_Source records_.
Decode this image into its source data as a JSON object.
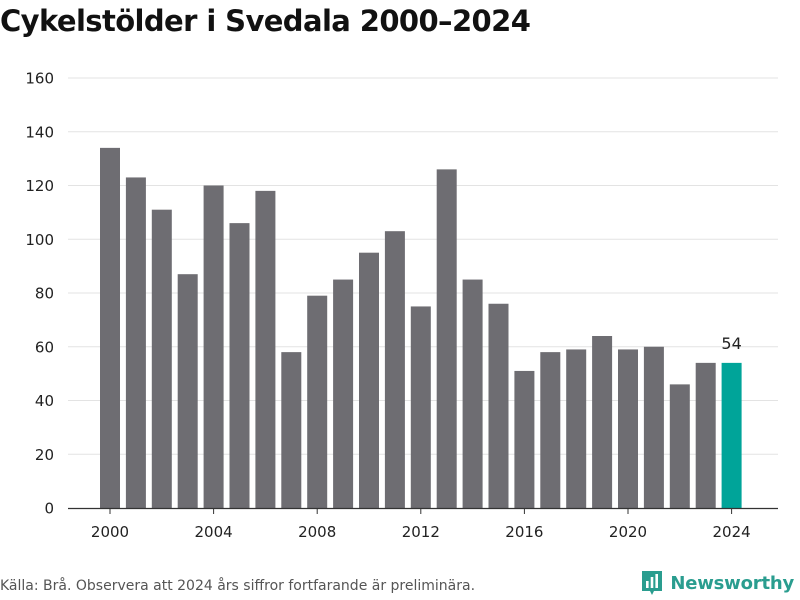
{
  "chart_data": {
    "type": "bar",
    "title": "Cykelstölder i Svedala 2000–2024",
    "xlabel": "",
    "ylabel": "",
    "x": [
      2000,
      2001,
      2002,
      2003,
      2004,
      2005,
      2006,
      2007,
      2008,
      2009,
      2010,
      2011,
      2012,
      2013,
      2014,
      2015,
      2016,
      2017,
      2018,
      2019,
      2020,
      2021,
      2022,
      2023,
      2024
    ],
    "values": [
      134,
      123,
      111,
      87,
      120,
      106,
      118,
      58,
      79,
      85,
      95,
      103,
      75,
      126,
      85,
      76,
      51,
      58,
      59,
      64,
      59,
      60,
      46,
      54,
      54
    ],
    "xticks": [
      "2000",
      "2004",
      "2008",
      "2012",
      "2016",
      "2020",
      "2024"
    ],
    "yticks": [
      "0",
      "20",
      "40",
      "60",
      "80",
      "100",
      "120",
      "140",
      "160"
    ],
    "ylim": [
      0,
      160
    ],
    "grid": true,
    "highlight": {
      "x": 2024,
      "label": "54"
    },
    "colors": {
      "bar": "#6e6d72",
      "highlight": "#00a499",
      "grid": "#e3e3e3",
      "axis": "#333333"
    }
  },
  "footer": {
    "source": "Källa: Brå. Observera att 2024 års siffror fortfarande är preliminära.",
    "logo_text": "Newsworthy",
    "logo_icon": "newsworthy-logo-icon",
    "logo_color": "#2a9d8f"
  }
}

_Goal_. What you return should match the records above word for word, minus the pictures.

_The completed task_.
Decode this image into its source data as a JSON object.
{
  "chart_data": {
    "type": "bar",
    "title": "Cykelstölder i Svedala 2000–2024",
    "xlabel": "",
    "ylabel": "",
    "x": [
      2000,
      2001,
      2002,
      2003,
      2004,
      2005,
      2006,
      2007,
      2008,
      2009,
      2010,
      2011,
      2012,
      2013,
      2014,
      2015,
      2016,
      2017,
      2018,
      2019,
      2020,
      2021,
      2022,
      2023,
      2024
    ],
    "values": [
      134,
      123,
      111,
      87,
      120,
      106,
      118,
      58,
      79,
      85,
      95,
      103,
      75,
      126,
      85,
      76,
      51,
      58,
      59,
      64,
      59,
      60,
      46,
      54,
      54
    ],
    "xticks": [
      "2000",
      "2004",
      "2008",
      "2012",
      "2016",
      "2020",
      "2024"
    ],
    "yticks": [
      "0",
      "20",
      "40",
      "60",
      "80",
      "100",
      "120",
      "140",
      "160"
    ],
    "ylim": [
      0,
      160
    ],
    "grid": true,
    "highlight": {
      "x": 2024,
      "label": "54"
    },
    "colors": {
      "bar": "#6e6d72",
      "highlight": "#00a499",
      "grid": "#e3e3e3",
      "axis": "#333333"
    }
  },
  "footer": {
    "source": "Källa: Brå. Observera att 2024 års siffror fortfarande är preliminära.",
    "logo_text": "Newsworthy",
    "logo_icon": "newsworthy-logo-icon",
    "logo_color": "#2a9d8f"
  }
}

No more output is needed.